**What is being asked**
Below are the entries; state how many of their lines contain the string "forecasts", and nothing more.

**Data supplied**
##########

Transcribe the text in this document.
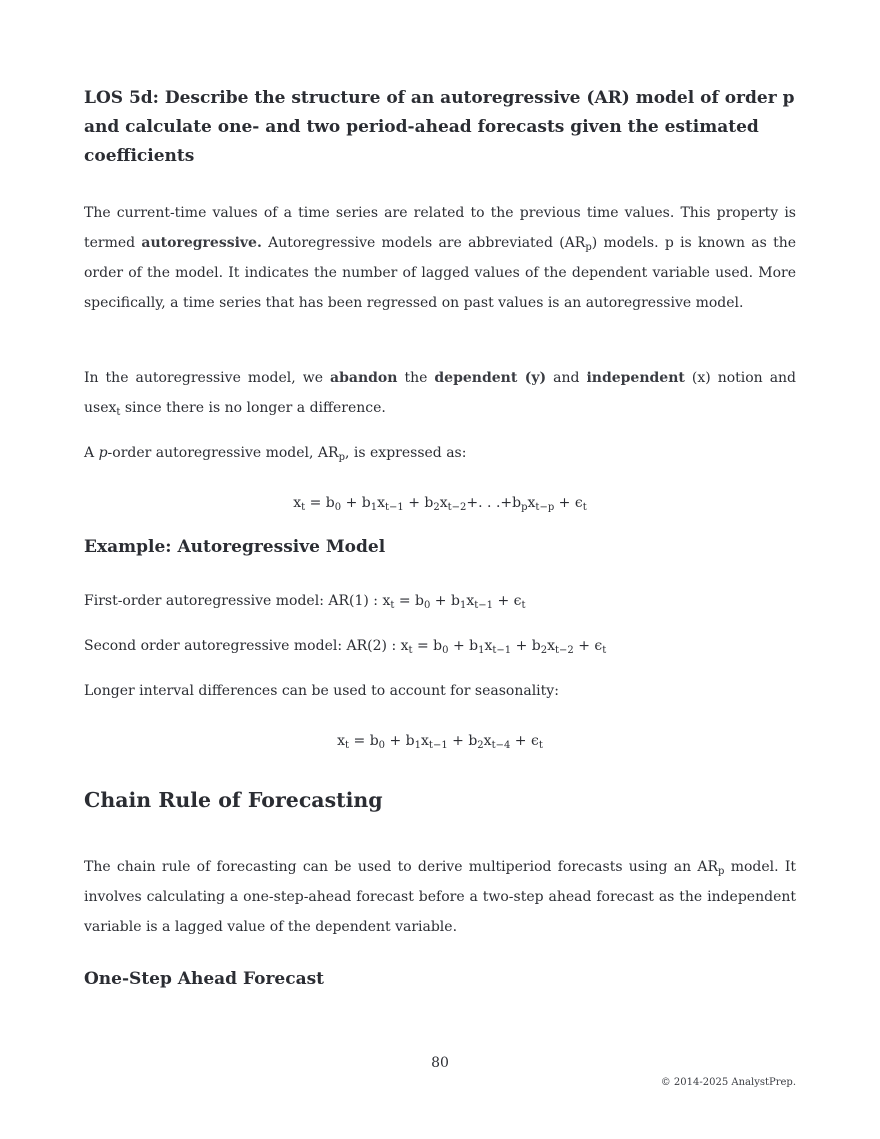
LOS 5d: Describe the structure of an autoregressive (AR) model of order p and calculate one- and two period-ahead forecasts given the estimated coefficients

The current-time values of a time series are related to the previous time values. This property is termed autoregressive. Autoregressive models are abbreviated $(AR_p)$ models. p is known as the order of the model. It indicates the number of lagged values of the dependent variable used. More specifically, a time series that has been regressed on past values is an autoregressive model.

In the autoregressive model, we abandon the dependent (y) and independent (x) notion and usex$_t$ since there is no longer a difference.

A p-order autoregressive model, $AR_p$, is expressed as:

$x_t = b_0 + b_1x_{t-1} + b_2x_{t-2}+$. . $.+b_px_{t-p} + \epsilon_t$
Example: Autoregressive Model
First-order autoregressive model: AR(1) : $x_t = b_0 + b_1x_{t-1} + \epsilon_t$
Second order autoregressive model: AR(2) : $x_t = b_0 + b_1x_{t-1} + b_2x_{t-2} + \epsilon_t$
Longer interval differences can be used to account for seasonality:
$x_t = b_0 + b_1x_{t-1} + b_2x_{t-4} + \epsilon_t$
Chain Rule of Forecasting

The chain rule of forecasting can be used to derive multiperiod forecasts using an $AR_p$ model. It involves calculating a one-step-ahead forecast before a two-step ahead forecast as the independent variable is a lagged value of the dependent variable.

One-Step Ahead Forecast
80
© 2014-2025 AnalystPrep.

##########

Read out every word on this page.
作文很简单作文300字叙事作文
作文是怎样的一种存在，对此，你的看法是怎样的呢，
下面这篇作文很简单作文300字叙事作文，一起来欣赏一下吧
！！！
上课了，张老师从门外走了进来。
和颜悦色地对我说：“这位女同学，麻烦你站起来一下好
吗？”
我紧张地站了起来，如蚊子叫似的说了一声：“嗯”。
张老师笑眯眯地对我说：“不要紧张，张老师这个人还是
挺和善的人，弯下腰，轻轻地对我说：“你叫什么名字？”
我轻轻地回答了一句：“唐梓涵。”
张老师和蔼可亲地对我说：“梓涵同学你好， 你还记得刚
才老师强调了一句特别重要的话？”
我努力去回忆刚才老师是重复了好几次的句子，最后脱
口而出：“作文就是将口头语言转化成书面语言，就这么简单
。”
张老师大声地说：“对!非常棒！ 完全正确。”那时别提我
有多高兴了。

##########

**Answer to this exercise**
2